- What to do -
Count every line that holds the string "title", and report the number alone.

=====

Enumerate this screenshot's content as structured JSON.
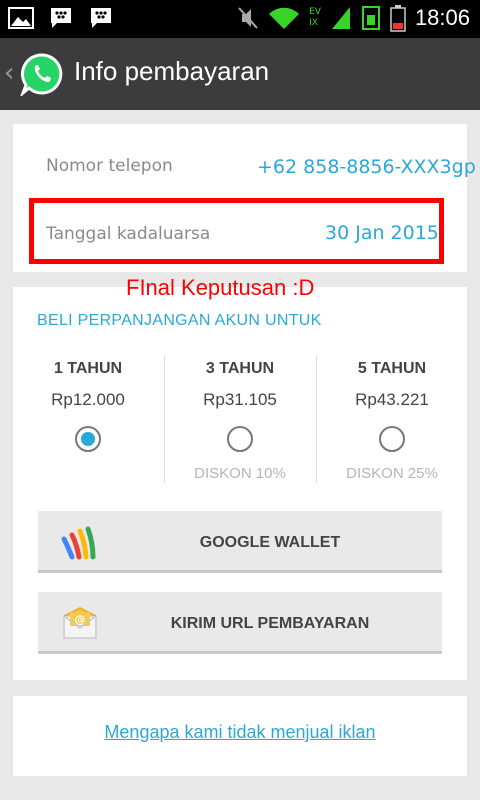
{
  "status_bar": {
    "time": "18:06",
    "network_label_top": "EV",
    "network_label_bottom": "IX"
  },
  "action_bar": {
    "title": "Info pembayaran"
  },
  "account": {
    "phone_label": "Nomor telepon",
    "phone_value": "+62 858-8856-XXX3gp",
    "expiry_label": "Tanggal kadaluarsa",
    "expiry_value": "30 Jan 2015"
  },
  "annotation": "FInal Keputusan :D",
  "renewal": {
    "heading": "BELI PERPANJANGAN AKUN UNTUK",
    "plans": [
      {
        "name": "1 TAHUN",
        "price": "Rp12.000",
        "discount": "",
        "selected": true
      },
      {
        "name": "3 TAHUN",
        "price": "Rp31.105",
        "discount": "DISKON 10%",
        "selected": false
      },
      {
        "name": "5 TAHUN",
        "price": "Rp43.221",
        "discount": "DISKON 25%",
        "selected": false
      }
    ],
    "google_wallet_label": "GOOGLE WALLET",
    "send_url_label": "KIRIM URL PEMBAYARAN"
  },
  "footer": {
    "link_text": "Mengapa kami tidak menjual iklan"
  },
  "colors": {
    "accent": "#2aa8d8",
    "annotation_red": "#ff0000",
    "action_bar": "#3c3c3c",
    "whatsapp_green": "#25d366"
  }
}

=====

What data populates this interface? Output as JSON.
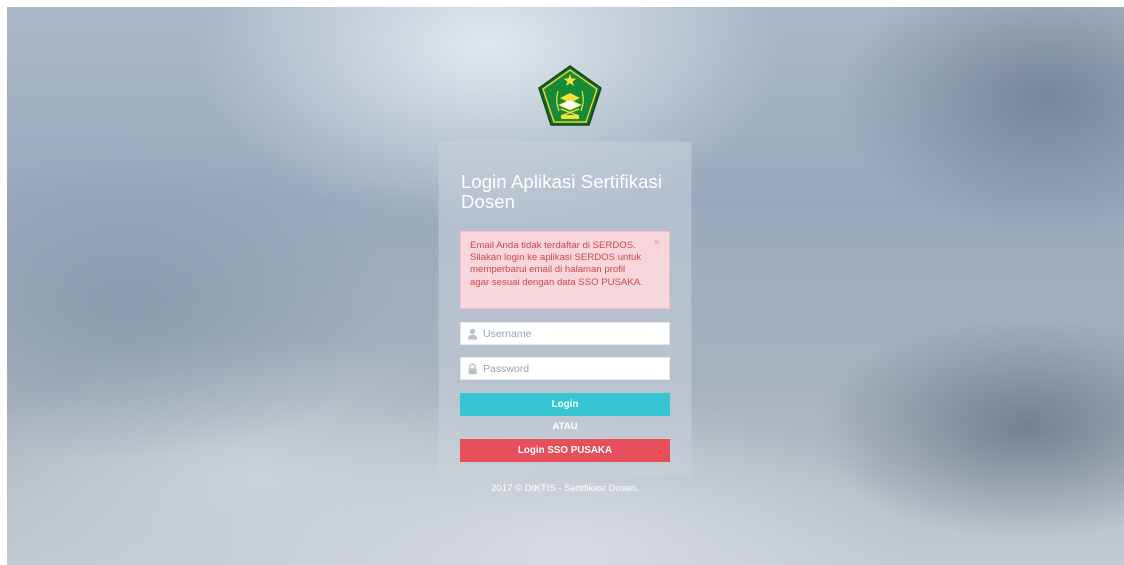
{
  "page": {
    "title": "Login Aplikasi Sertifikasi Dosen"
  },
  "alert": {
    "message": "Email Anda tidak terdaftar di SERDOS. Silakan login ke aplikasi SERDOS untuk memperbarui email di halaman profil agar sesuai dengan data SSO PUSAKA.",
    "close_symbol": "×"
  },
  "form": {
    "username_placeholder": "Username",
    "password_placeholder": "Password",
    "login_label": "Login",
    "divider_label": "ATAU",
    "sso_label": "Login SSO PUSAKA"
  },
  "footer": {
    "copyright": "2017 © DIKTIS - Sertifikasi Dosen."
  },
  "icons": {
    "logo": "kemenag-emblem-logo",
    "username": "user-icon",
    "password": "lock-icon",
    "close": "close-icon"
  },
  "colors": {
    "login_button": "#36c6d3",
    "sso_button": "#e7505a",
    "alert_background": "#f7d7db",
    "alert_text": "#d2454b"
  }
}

=====

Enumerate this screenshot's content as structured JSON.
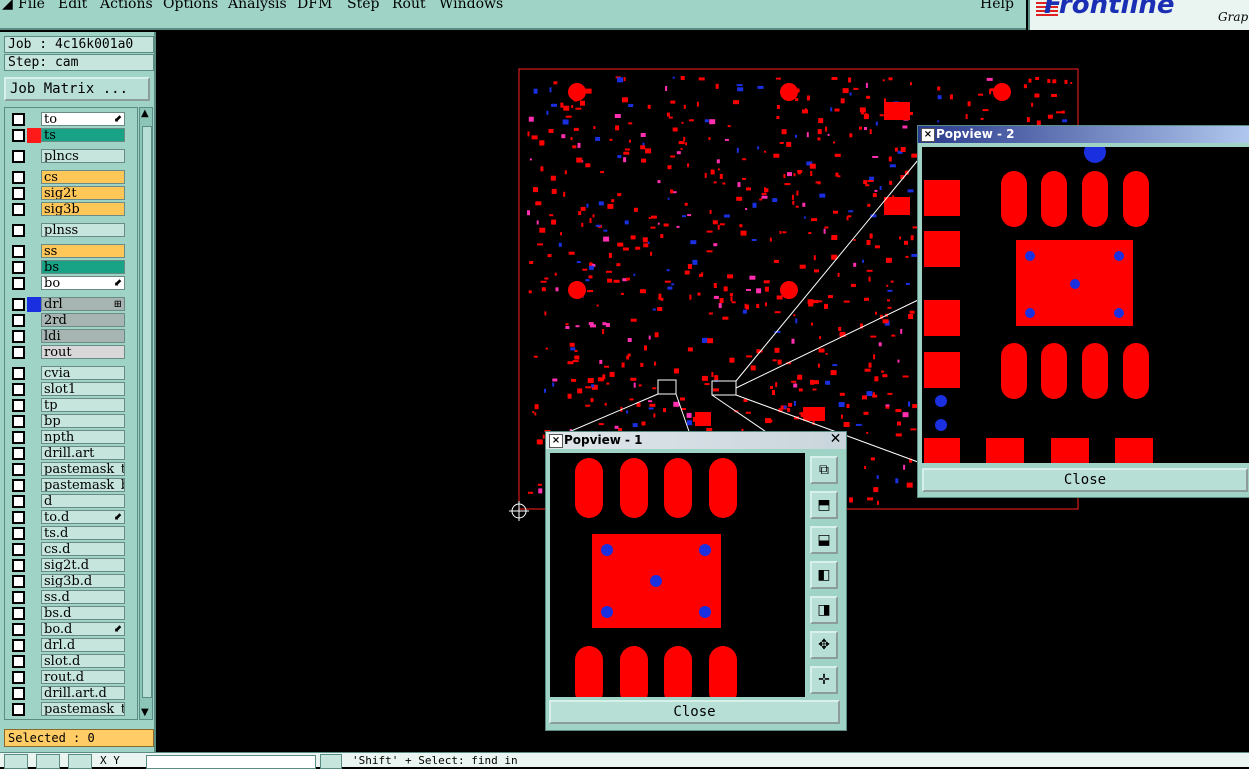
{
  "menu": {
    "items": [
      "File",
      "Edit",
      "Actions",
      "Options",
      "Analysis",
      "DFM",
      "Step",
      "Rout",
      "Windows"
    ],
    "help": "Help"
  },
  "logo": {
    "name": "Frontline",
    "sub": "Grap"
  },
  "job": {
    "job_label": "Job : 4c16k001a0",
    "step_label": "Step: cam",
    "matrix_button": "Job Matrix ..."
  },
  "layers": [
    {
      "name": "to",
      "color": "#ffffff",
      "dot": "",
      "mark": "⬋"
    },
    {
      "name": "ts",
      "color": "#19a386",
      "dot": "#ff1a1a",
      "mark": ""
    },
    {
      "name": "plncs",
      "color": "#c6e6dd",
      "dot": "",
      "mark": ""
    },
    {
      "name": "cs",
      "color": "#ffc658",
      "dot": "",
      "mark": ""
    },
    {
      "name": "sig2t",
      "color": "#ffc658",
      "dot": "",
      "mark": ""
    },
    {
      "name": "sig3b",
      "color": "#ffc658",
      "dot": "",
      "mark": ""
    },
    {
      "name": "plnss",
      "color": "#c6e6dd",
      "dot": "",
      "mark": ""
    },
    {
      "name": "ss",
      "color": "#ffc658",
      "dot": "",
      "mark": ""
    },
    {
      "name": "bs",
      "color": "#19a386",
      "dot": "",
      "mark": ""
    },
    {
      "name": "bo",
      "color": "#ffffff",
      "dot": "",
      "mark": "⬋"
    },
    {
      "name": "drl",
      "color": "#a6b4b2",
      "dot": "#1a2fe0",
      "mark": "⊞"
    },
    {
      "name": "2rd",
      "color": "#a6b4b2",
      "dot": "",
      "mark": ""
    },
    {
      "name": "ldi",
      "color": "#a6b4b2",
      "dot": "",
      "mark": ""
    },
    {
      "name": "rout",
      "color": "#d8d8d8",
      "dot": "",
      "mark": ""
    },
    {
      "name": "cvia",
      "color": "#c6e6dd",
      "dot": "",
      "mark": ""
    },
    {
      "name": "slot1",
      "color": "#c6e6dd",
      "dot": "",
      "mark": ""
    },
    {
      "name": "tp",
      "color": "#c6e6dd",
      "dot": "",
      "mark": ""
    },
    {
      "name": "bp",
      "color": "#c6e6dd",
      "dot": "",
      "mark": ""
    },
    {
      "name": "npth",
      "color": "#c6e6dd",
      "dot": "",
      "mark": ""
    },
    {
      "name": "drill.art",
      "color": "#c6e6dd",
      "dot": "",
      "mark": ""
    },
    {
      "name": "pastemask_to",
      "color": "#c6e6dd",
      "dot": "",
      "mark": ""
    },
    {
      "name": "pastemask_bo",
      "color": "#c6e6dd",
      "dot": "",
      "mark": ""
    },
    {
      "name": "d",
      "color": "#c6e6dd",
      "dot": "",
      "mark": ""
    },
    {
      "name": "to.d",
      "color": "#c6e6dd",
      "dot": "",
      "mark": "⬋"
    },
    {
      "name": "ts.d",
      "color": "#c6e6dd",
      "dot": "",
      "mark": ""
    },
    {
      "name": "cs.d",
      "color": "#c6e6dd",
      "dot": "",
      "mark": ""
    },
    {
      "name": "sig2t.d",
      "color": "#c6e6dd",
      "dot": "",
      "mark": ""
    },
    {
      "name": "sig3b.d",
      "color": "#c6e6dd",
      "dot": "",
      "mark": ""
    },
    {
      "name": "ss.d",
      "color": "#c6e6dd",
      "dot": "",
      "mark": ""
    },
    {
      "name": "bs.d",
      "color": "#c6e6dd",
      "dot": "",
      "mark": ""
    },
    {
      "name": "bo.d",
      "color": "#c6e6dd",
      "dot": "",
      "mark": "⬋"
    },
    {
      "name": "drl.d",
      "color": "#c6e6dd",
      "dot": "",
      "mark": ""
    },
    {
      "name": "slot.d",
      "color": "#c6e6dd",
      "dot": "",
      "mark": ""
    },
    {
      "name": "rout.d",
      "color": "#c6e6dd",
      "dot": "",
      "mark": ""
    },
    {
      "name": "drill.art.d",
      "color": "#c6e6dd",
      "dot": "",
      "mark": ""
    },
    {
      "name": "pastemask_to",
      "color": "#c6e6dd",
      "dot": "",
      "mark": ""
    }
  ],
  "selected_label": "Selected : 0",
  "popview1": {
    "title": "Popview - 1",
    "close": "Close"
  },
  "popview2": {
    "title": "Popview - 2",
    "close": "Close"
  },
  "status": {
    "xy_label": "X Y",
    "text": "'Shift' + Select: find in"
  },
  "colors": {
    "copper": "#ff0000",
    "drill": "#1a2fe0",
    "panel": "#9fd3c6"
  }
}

=====

- Worked answer -
4